Extract every entry word for word. Skip the pictures.

Records about charts and figures
<<<<
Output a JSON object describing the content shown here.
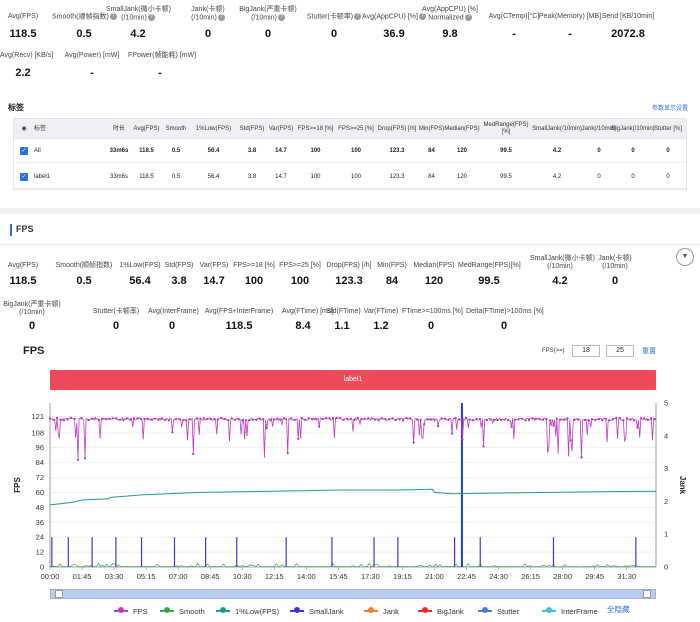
{
  "summary_metrics": [
    {
      "label": "Avg(FPS)",
      "value": "118.5"
    },
    {
      "label": "Smooth(顺帧指数)",
      "value": "0.5",
      "help": true
    },
    {
      "label": "SmallJank(微小卡顿)\n(/10min)",
      "value": "4.2",
      "help": true
    },
    {
      "label": "Jank(卡顿)\n(/10min)",
      "value": "0",
      "help": true
    },
    {
      "label": "BigJank(严重卡顿)\n(/10min)",
      "value": "0",
      "help": true
    },
    {
      "label": "Stutter(卡顿率)",
      "value": "0",
      "help": true
    },
    {
      "label": "Avg(AppCPU) [%]",
      "value": "36.9",
      "help": true
    },
    {
      "label": "Avg(AppCPU) [%]\nNormalized",
      "value": "9.8",
      "help": true
    },
    {
      "label": "Avg(CTemp)[°C]",
      "value": "-"
    },
    {
      "label": "Peak(Memory) [MB]",
      "value": "-"
    },
    {
      "label": "Send [KB/10min]",
      "value": "2072.8"
    },
    {
      "label": "Avg(Recv) [KB/s]",
      "value": "2.2"
    },
    {
      "label": "Avg(Power) [mW]",
      "value": "-"
    },
    {
      "label": "FPower(帧能耗) [mW]",
      "value": "-"
    }
  ],
  "labels_section": {
    "title": "标签",
    "param_link": "参数显示设置",
    "columns": [
      "标签",
      "时长",
      "Avg(FPS)",
      "Smooth",
      "1%Low(FPS)",
      "Std(FPS)",
      "Var(FPS)",
      "FPS>=18 [%]",
      "FPS>=25 [%]",
      "Drop(FPS) [/h]",
      "Min(FPS)",
      "Median(FPS)",
      "MedRange(FPS)[%]",
      "SmallJank\n(/10min)",
      "Jank\n(/10min)",
      "BigJank\n(/10min)",
      "Stutter [%]"
    ],
    "rows": [
      [
        "All",
        "33m6s",
        "118.5",
        "0.5",
        "56.4",
        "3.8",
        "14.7",
        "100",
        "100",
        "123.3",
        "84",
        "120",
        "99.5",
        "4.2",
        "0",
        "0",
        "0"
      ],
      [
        "label1",
        "33m6s",
        "118.5",
        "0.5",
        "56.4",
        "3.8",
        "14.7",
        "100",
        "100",
        "123.3",
        "84",
        "120",
        "99.5",
        "4.2",
        "0",
        "0",
        "0"
      ]
    ]
  },
  "fps_section": {
    "title": "FPS",
    "metrics_row1": [
      {
        "label": "Avg(FPS)",
        "value": "118.5"
      },
      {
        "label": "Smooth(顺帧指数)",
        "value": "0.5"
      },
      {
        "label": "1%Low(FPS)",
        "value": "56.4"
      },
      {
        "label": "Std(FPS)",
        "value": "3.8"
      },
      {
        "label": "Var(FPS)",
        "value": "14.7"
      },
      {
        "label": "FPS>=18 [%]",
        "value": "100"
      },
      {
        "label": "FPS>=25 [%]",
        "value": "100"
      },
      {
        "label": "Drop(FPS) [/h]",
        "value": "123.3"
      },
      {
        "label": "Min(FPS)",
        "value": "84"
      },
      {
        "label": "Median(FPS)",
        "value": "120"
      },
      {
        "label": "MedRange(FPS)[%]",
        "value": "99.5"
      },
      {
        "label": "SmallJank(微小卡顿)\n(/10min)",
        "value": "4.2"
      },
      {
        "label": "Jank(卡顿)\n(/10min)",
        "value": "0"
      }
    ],
    "metrics_row2": [
      {
        "label": "BigJank(严重卡顿)\n(/10min)",
        "value": "0"
      },
      {
        "label": "Stutter(卡顿率)",
        "value": "0"
      },
      {
        "label": "Avg(InterFrame)",
        "value": "0"
      },
      {
        "label": "Avg(FPS+InterFrame)",
        "value": "118.5"
      },
      {
        "label": "Avg(FTime) [ms]",
        "value": "8.4"
      },
      {
        "label": "Std(FTime)",
        "value": "1.1"
      },
      {
        "label": "Var(FTime)",
        "value": "1.2"
      },
      {
        "label": "FTime>=100ms [%]",
        "value": "0"
      },
      {
        "label": "Delta(FTime)>100ms [%]",
        "value": "0"
      }
    ]
  },
  "chart_header": {
    "title": "FPS",
    "fps_ge_label": "FPS(>=)",
    "fps_ge_values": [
      "18",
      "25"
    ],
    "reset": "重置",
    "label_bar": "label1"
  },
  "chart_data": {
    "type": "line",
    "ylabel": "FPS",
    "y2label": "Jank",
    "yticks": [
      0,
      12,
      24,
      36,
      48,
      60,
      72,
      84,
      96,
      108,
      121
    ],
    "y2ticks": [
      0,
      1,
      2,
      3,
      4,
      5
    ],
    "ylim": [
      0,
      132
    ],
    "y2lim": [
      0,
      5
    ],
    "xticks": [
      "00:00",
      "01:45",
      "03:30",
      "05:15",
      "07:00",
      "08:45",
      "10:30",
      "12:15",
      "14:00",
      "15:45",
      "17:30",
      "19:15",
      "21:00",
      "22:45",
      "24:30",
      "26:15",
      "28:00",
      "29:45",
      "31:30"
    ],
    "duration_min": 33.1,
    "series": [
      {
        "name": "FPS",
        "color": "#c03cc0",
        "base": 120
      },
      {
        "name": "Smooth",
        "color": "#3aa55a"
      },
      {
        "name": "1%Low(FPS)",
        "color": "#1a9d8a"
      },
      {
        "name": "SmallJank",
        "color": "#3a3ac8",
        "jank_times_min": [
          0.1,
          1.0,
          2.3,
          3.6,
          5.0,
          6.8,
          8.5,
          10.2,
          12.9,
          15.4,
          17.7,
          19.0,
          22.1,
          23.5,
          27.5,
          32.0
        ],
        "spike_min": 22.5
      },
      {
        "name": "Jank",
        "color": "#f08030"
      },
      {
        "name": "BigJank",
        "color": "#e03030"
      },
      {
        "name": "Stutter",
        "color": "#4a7de0"
      },
      {
        "name": "InterFrame",
        "color": "#40c0e0"
      }
    ],
    "low_fps_points": [
      [
        0,
        50
      ],
      [
        1.2,
        52
      ],
      [
        1.8,
        54
      ],
      [
        3.2,
        55
      ],
      [
        3.3,
        56
      ],
      [
        5,
        58
      ],
      [
        8,
        60
      ],
      [
        12,
        61
      ],
      [
        16,
        62
      ],
      [
        19,
        62
      ],
      [
        20.9,
        62.5
      ],
      [
        21,
        60
      ],
      [
        22,
        59
      ],
      [
        24,
        59.5
      ],
      [
        27,
        60
      ],
      [
        30,
        60.5
      ],
      [
        33.1,
        61
      ]
    ]
  },
  "legend": [
    {
      "name": "FPS",
      "color": "#c03cc0"
    },
    {
      "name": "Smooth",
      "color": "#3aa55a"
    },
    {
      "name": "1%Low(FPS)",
      "color": "#1a9d8a"
    },
    {
      "name": "SmallJank",
      "color": "#3a3ac8"
    },
    {
      "name": "Jank",
      "color": "#f08030"
    },
    {
      "name": "BigJank",
      "color": "#e03030"
    },
    {
      "name": "Stutter",
      "color": "#4a7de0"
    },
    {
      "name": "InterFrame",
      "color": "#40c0e0"
    }
  ],
  "legend_hide_all": "全隐藏"
}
>>>>
__Result of this task__.
Output a JSON object describing the content shown here.
{
  "summary_metrics": [
    {
      "label": "Avg(FPS)",
      "value": "118.5"
    },
    {
      "label": "Smooth(顺帧指数)",
      "value": "0.5",
      "help": true
    },
    {
      "label": "SmallJank(微小卡顿)\n(/10min)",
      "value": "4.2",
      "help": true
    },
    {
      "label": "Jank(卡顿)\n(/10min)",
      "value": "0",
      "help": true
    },
    {
      "label": "BigJank(严重卡顿)\n(/10min)",
      "value": "0",
      "help": true
    },
    {
      "label": "Stutter(卡顿率)",
      "value": "0",
      "help": true
    },
    {
      "label": "Avg(AppCPU) [%]",
      "value": "36.9",
      "help": true
    },
    {
      "label": "Avg(AppCPU) [%]\nNormalized",
      "value": "9.8",
      "help": true
    },
    {
      "label": "Avg(CTemp)[°C]",
      "value": "-"
    },
    {
      "label": "Peak(Memory) [MB]",
      "value": "-"
    },
    {
      "label": "Send [KB/10min]",
      "value": "2072.8"
    },
    {
      "label": "Avg(Recv) [KB/s]",
      "value": "2.2"
    },
    {
      "label": "Avg(Power) [mW]",
      "value": "-"
    },
    {
      "label": "FPower(帧能耗) [mW]",
      "value": "-"
    }
  ],
  "labels_section": {
    "title": "标签",
    "param_link": "参数显示设置",
    "columns": [
      "标签",
      "时长",
      "Avg(FPS)",
      "Smooth",
      "1%Low(FPS)",
      "Std(FPS)",
      "Var(FPS)",
      "FPS>=18 [%]",
      "FPS>=25 [%]",
      "Drop(FPS) [/h]",
      "Min(FPS)",
      "Median(FPS)",
      "MedRange(FPS)[%]",
      "SmallJank\n(/10min)",
      "Jank\n(/10min)",
      "BigJank\n(/10min)",
      "Stutter [%]"
    ],
    "rows": [
      [
        "All",
        "33m6s",
        "118.5",
        "0.5",
        "56.4",
        "3.8",
        "14.7",
        "100",
        "100",
        "123.3",
        "84",
        "120",
        "99.5",
        "4.2",
        "0",
        "0",
        "0"
      ],
      [
        "label1",
        "33m6s",
        "118.5",
        "0.5",
        "56.4",
        "3.8",
        "14.7",
        "100",
        "100",
        "123.3",
        "84",
        "120",
        "99.5",
        "4.2",
        "0",
        "0",
        "0"
      ]
    ]
  },
  "fps_section": {
    "title": "FPS",
    "metrics_row1": [
      {
        "label": "Avg(FPS)",
        "value": "118.5"
      },
      {
        "label": "Smooth(顺帧指数)",
        "value": "0.5"
      },
      {
        "label": "1%Low(FPS)",
        "value": "56.4"
      },
      {
        "label": "Std(FPS)",
        "value": "3.8"
      },
      {
        "label": "Var(FPS)",
        "value": "14.7"
      },
      {
        "label": "FPS>=18 [%]",
        "value": "100"
      },
      {
        "label": "FPS>=25 [%]",
        "value": "100"
      },
      {
        "label": "Drop(FPS) [/h]",
        "value": "123.3"
      },
      {
        "label": "Min(FPS)",
        "value": "84"
      },
      {
        "label": "Median(FPS)",
        "value": "120"
      },
      {
        "label": "MedRange(FPS)[%]",
        "value": "99.5"
      },
      {
        "label": "SmallJank(微小卡顿)\n(/10min)",
        "value": "4.2"
      },
      {
        "label": "Jank(卡顿)\n(/10min)",
        "value": "0"
      }
    ],
    "metrics_row2": [
      {
        "label": "BigJank(严重卡顿)\n(/10min)",
        "value": "0"
      },
      {
        "label": "Stutter(卡顿率)",
        "value": "0"
      },
      {
        "label": "Avg(InterFrame)",
        "value": "0"
      },
      {
        "label": "Avg(FPS+InterFrame)",
        "value": "118.5"
      },
      {
        "label": "Avg(FTime) [ms]",
        "value": "8.4"
      },
      {
        "label": "Std(FTime)",
        "value": "1.1"
      },
      {
        "label": "Var(FTime)",
        "value": "1.2"
      },
      {
        "label": "FTime>=100ms [%]",
        "value": "0"
      },
      {
        "label": "Delta(FTime)>100ms [%]",
        "value": "0"
      }
    ]
  },
  "chart_header": {
    "title": "FPS",
    "fps_ge_label": "FPS(>=)",
    "fps_ge_values": [
      "18",
      "25"
    ],
    "reset": "重置",
    "label_bar": "label1"
  },
  "chart_data": {
    "type": "line",
    "ylabel": "FPS",
    "y2label": "Jank",
    "yticks": [
      0,
      12,
      24,
      36,
      48,
      60,
      72,
      84,
      96,
      108,
      121
    ],
    "y2ticks": [
      0,
      1,
      2,
      3,
      4,
      5
    ],
    "ylim": [
      0,
      132
    ],
    "y2lim": [
      0,
      5
    ],
    "xticks": [
      "00:00",
      "01:45",
      "03:30",
      "05:15",
      "07:00",
      "08:45",
      "10:30",
      "12:15",
      "14:00",
      "15:45",
      "17:30",
      "19:15",
      "21:00",
      "22:45",
      "24:30",
      "26:15",
      "28:00",
      "29:45",
      "31:30"
    ],
    "duration_min": 33.1,
    "series": [
      {
        "name": "FPS",
        "color": "#c03cc0",
        "base": 120
      },
      {
        "name": "Smooth",
        "color": "#3aa55a"
      },
      {
        "name": "1%Low(FPS)",
        "color": "#1a9d8a"
      },
      {
        "name": "SmallJank",
        "color": "#3a3ac8",
        "jank_times_min": [
          0.1,
          1.0,
          2.3,
          3.6,
          5.0,
          6.8,
          8.5,
          10.2,
          12.9,
          15.4,
          17.7,
          19.0,
          22.1,
          23.5,
          27.5,
          32.0
        ],
        "spike_min": 22.5
      },
      {
        "name": "Jank",
        "color": "#f08030"
      },
      {
        "name": "BigJank",
        "color": "#e03030"
      },
      {
        "name": "Stutter",
        "color": "#4a7de0"
      },
      {
        "name": "InterFrame",
        "color": "#40c0e0"
      }
    ],
    "low_fps_points": [
      [
        0,
        50
      ],
      [
        1.2,
        52
      ],
      [
        1.8,
        54
      ],
      [
        3.2,
        55
      ],
      [
        3.3,
        56
      ],
      [
        5,
        58
      ],
      [
        8,
        60
      ],
      [
        12,
        61
      ],
      [
        16,
        62
      ],
      [
        19,
        62
      ],
      [
        20.9,
        62.5
      ],
      [
        21,
        60
      ],
      [
        22,
        59
      ],
      [
        24,
        59.5
      ],
      [
        27,
        60
      ],
      [
        30,
        60.5
      ],
      [
        33.1,
        61
      ]
    ]
  },
  "legend": [
    {
      "name": "FPS",
      "color": "#c03cc0"
    },
    {
      "name": "Smooth",
      "color": "#3aa55a"
    },
    {
      "name": "1%Low(FPS)",
      "color": "#1a9d8a"
    },
    {
      "name": "SmallJank",
      "color": "#3a3ac8"
    },
    {
      "name": "Jank",
      "color": "#f08030"
    },
    {
      "name": "BigJank",
      "color": "#e03030"
    },
    {
      "name": "Stutter",
      "color": "#4a7de0"
    },
    {
      "name": "InterFrame",
      "color": "#40c0e0"
    }
  ],
  "legend_hide_all": "全隐藏"
}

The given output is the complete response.